_WORK INSTRUCTIONS_: Omit all images, then return the remaining material exactly as it stands.

(Stored dataset items)
======
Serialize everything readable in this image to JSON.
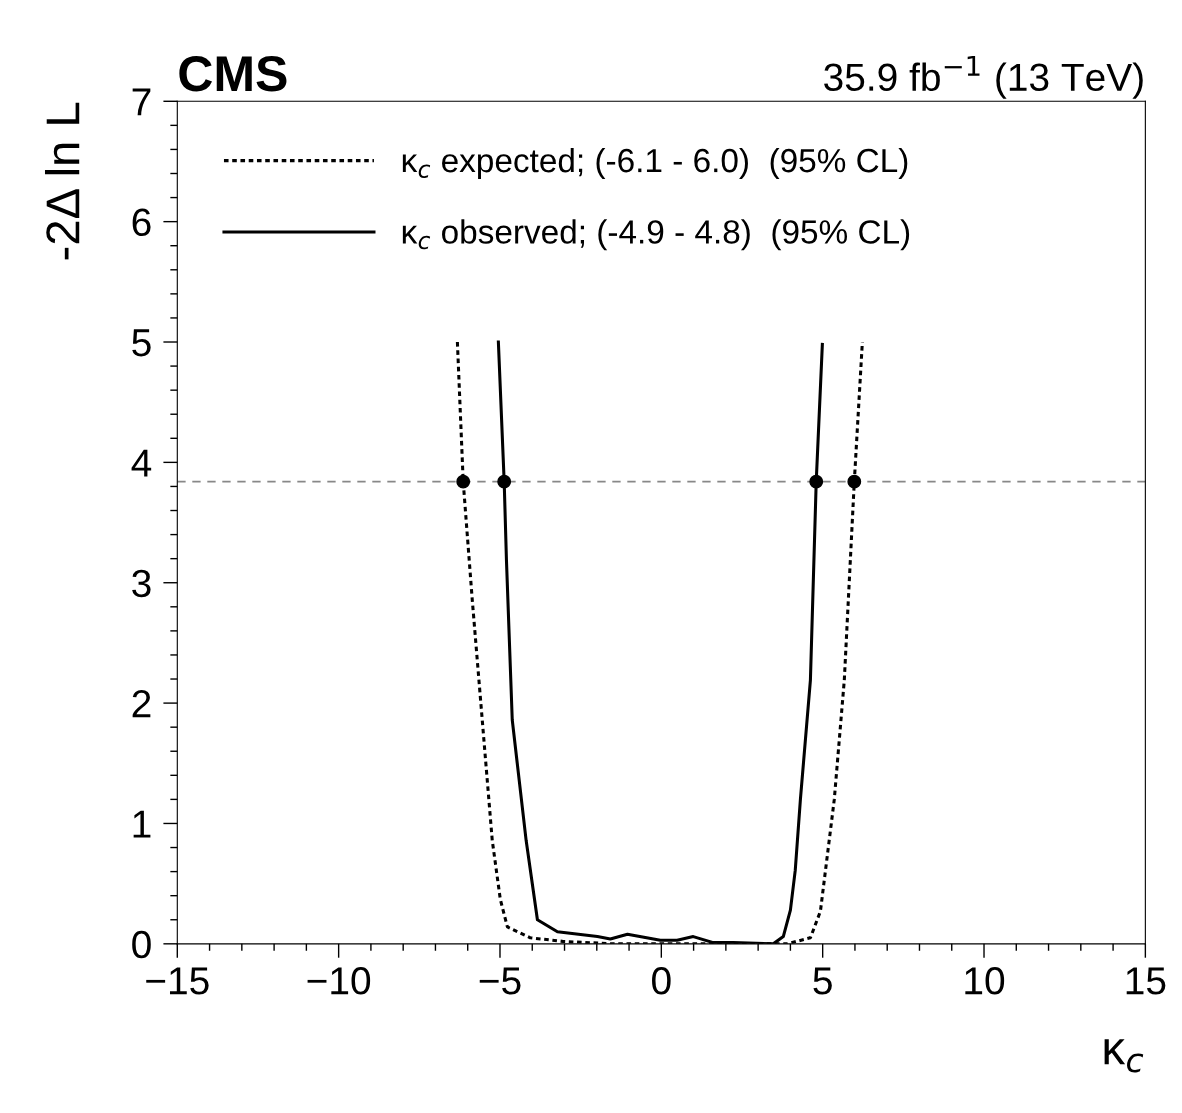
{
  "chart_data": {
    "type": "line",
    "title": "CMS",
    "subtitle": "35.9 fb$^{−1}$ (13 TeV)",
    "xlabel": "κ$_{c}$",
    "ylabel": "-2Δ ln L",
    "xlim": [
      -15,
      15
    ],
    "xticks": [
      {
        "value": -15,
        "label": "−15"
      },
      {
        "value": -10,
        "label": "−10"
      },
      {
        "value": -5,
        "label": "−5"
      },
      0,
      5,
      10,
      15
    ],
    "ylim": [
      0,
      7
    ],
    "yticks": [
      0,
      1,
      2,
      3,
      4,
      5,
      6,
      7
    ],
    "series": [
      {
        "name": "κ$_{c}$ expected; (-6.1 - 6.0)  (95% CL)",
        "color": "#000000",
        "line_style": "dotted",
        "x": [
          -6.32,
          -6.14,
          -5.86,
          -5.55,
          -5.24,
          -4.99,
          -4.77,
          -4.06,
          -3.04,
          -1.49,
          0,
          1.5,
          3.0,
          3.9,
          4.62,
          4.93,
          5.36,
          5.67,
          5.98,
          6.23
        ],
        "values": [
          5.0,
          3.84,
          2.86,
          1.86,
          0.86,
          0.37,
          0.14,
          0.05,
          0.02,
          0.0,
          0.0,
          0.0,
          0.0,
          0.0,
          0.05,
          0.27,
          1.2,
          2.19,
          3.84,
          5.0
        ]
      },
      {
        "name": "κ$_{c}$ observed; (-4.9 - 4.8)  (95% CL)",
        "color": "#000000",
        "line_style": "solid",
        "x": [
          -5.05,
          -4.87,
          -4.8,
          -4.62,
          -4.19,
          -3.84,
          -3.22,
          -1.98,
          -1.58,
          -1.05,
          -0.03,
          0.49,
          0.99,
          1.61,
          2.23,
          3.47,
          3.78,
          4.0,
          4.15,
          4.31,
          4.62,
          4.8,
          4.99
        ],
        "values": [
          5.0,
          3.84,
          3.19,
          1.86,
          0.86,
          0.2,
          0.1,
          0.06,
          0.04,
          0.08,
          0.03,
          0.03,
          0.06,
          0.01,
          0.01,
          0.0,
          0.06,
          0.28,
          0.61,
          1.2,
          2.19,
          3.84,
          4.98
        ]
      },
      {
        "type": "scatter",
        "color": "#000000",
        "marker": "circle",
        "x": [
          -6.14,
          -4.87,
          4.8,
          5.98
        ],
        "values": [
          3.84,
          3.84,
          3.84,
          3.84
        ]
      }
    ],
    "ref_lines": [
      {
        "axis": "y",
        "value": 3.84,
        "color": "#888888",
        "line_style": "dashed"
      }
    ],
    "legend": "top left",
    "grid": false
  }
}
======
_SOLUTION_:
Serialize everything readable in this image to JSON.
{
  "chart_data": {
    "type": "line",
    "title": "CMS",
    "subtitle": "35.9 fb$^{−1}$ (13 TeV)",
    "xlabel": "κ$_{c}$",
    "ylabel": "-2Δ ln L",
    "xlim": [
      -15,
      15
    ],
    "xticks": [
      {
        "value": -15,
        "label": "−15"
      },
      {
        "value": -10,
        "label": "−10"
      },
      {
        "value": -5,
        "label": "−5"
      },
      0,
      5,
      10,
      15
    ],
    "ylim": [
      0,
      7
    ],
    "yticks": [
      0,
      1,
      2,
      3,
      4,
      5,
      6,
      7
    ],
    "series": [
      {
        "name": "κ$_{c}$ expected; (-6.1 - 6.0)  (95% CL)",
        "color": "#000000",
        "line_style": "dotted",
        "x": [
          -6.32,
          -6.14,
          -5.86,
          -5.55,
          -5.24,
          -4.99,
          -4.77,
          -4.06,
          -3.04,
          -1.49,
          0,
          1.5,
          3.0,
          3.9,
          4.62,
          4.93,
          5.36,
          5.67,
          5.98,
          6.23
        ],
        "values": [
          5.0,
          3.84,
          2.86,
          1.86,
          0.86,
          0.37,
          0.14,
          0.05,
          0.02,
          0.0,
          0.0,
          0.0,
          0.0,
          0.0,
          0.05,
          0.27,
          1.2,
          2.19,
          3.84,
          5.0
        ]
      },
      {
        "name": "κ$_{c}$ observed; (-4.9 - 4.8)  (95% CL)",
        "color": "#000000",
        "line_style": "solid",
        "x": [
          -5.05,
          -4.87,
          -4.8,
          -4.62,
          -4.19,
          -3.84,
          -3.22,
          -1.98,
          -1.58,
          -1.05,
          -0.03,
          0.49,
          0.99,
          1.61,
          2.23,
          3.47,
          3.78,
          4.0,
          4.15,
          4.31,
          4.62,
          4.8,
          4.99
        ],
        "values": [
          5.0,
          3.84,
          3.19,
          1.86,
          0.86,
          0.2,
          0.1,
          0.06,
          0.04,
          0.08,
          0.03,
          0.03,
          0.06,
          0.01,
          0.01,
          0.0,
          0.06,
          0.28,
          0.61,
          1.2,
          2.19,
          3.84,
          4.98
        ]
      },
      {
        "type": "scatter",
        "color": "#000000",
        "marker": "circle",
        "x": [
          -6.14,
          -4.87,
          4.8,
          5.98
        ],
        "values": [
          3.84,
          3.84,
          3.84,
          3.84
        ]
      }
    ],
    "ref_lines": [
      {
        "axis": "y",
        "value": 3.84,
        "color": "#888888",
        "line_style": "dashed"
      }
    ],
    "legend": "top left",
    "grid": false
  }
}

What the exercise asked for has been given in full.